• _Required action_
Output the passage on gender inequality and HIV transmission from "Gender inequality and" to "Medicine, Stanford, CA, USA.", inclusive, copying it word for word.

Gender inequality and HIV transmission: a global analysis.

Author information

1
Division of Infectious Diseases and Geographic Medicine, Stanford University School of Medicine, Stanford, CA, USA; Department of Anthropology, Stanford University, Stanford, CA, USA; Desmond Tutu HIV Centre, University of Cape Town, Cape Town, South Africa; etr@stanford.edu.
2
Division of Infectious Diseases and Geographic Medicine, Stanford University School of Medicine, Stanford, CA, USA.
3
Desmond Tutu HIV Centre, University of Cape Town, Cape Town, South Africa.
4
Department of Anthropology, Stanford University, Stanford, CA, USA.

Abstract

INTRODUCTION:

The HIV pandemic disproportionately impacts young women. Worldwide, young women aged 15-24 are infected with HIV at rates twice that of young men, and young women alone account for nearly a quarter of all new HIV infections. The incommensurate HIV incidence in young - often poor - women underscores how social and economic inequalities shape the HIV epidemic. Confluent social forces, including political and gender violence, poverty, racism, and sexism impede equal access to therapies and effective care, but most of all constrain the agency of women.

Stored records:
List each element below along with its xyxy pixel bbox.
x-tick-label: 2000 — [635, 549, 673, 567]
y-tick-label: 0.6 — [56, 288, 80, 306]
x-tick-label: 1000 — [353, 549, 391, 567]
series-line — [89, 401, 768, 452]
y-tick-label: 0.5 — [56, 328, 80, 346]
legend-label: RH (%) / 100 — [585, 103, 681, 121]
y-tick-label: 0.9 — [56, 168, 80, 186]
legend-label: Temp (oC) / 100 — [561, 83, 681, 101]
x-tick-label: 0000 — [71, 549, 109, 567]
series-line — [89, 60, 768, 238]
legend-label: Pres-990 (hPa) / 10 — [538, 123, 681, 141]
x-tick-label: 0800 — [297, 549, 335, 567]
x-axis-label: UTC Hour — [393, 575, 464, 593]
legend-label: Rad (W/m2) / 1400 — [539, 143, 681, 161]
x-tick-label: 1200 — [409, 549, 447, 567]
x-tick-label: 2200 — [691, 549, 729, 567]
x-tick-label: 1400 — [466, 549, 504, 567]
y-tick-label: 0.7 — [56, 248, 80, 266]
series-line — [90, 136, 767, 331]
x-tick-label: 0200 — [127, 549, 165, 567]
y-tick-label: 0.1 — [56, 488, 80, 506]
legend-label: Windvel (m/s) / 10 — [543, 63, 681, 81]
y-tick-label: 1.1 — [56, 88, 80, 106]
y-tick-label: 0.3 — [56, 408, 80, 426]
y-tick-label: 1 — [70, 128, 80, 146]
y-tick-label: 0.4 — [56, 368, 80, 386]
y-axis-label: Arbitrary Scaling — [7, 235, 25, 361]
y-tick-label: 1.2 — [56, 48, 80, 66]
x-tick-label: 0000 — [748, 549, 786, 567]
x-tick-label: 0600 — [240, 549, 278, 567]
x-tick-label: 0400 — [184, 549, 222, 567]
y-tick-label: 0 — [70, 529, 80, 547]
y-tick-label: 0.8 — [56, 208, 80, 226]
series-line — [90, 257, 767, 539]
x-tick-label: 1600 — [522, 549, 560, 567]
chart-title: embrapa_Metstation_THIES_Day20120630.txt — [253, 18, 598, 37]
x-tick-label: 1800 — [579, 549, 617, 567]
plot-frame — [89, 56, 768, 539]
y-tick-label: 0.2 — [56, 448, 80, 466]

• _Solved problem_
Gender inequality and HIV transmission: a global analysis.

Author information

1
Division of Infectious Diseases and Geographic Medicine, Stanford University School of Medicine, Stanford, CA, USA; Department of Anthropology, Stanford University, Stanford, CA, USA; Desmond Tutu HIV Centre, University of Cape Town, Cape Town, South Africa; etr@stanford.edu.
2
Division of Infectious Diseases and Geographic Medicine, Stanford University School of Medicine, Stanford, CA, USA.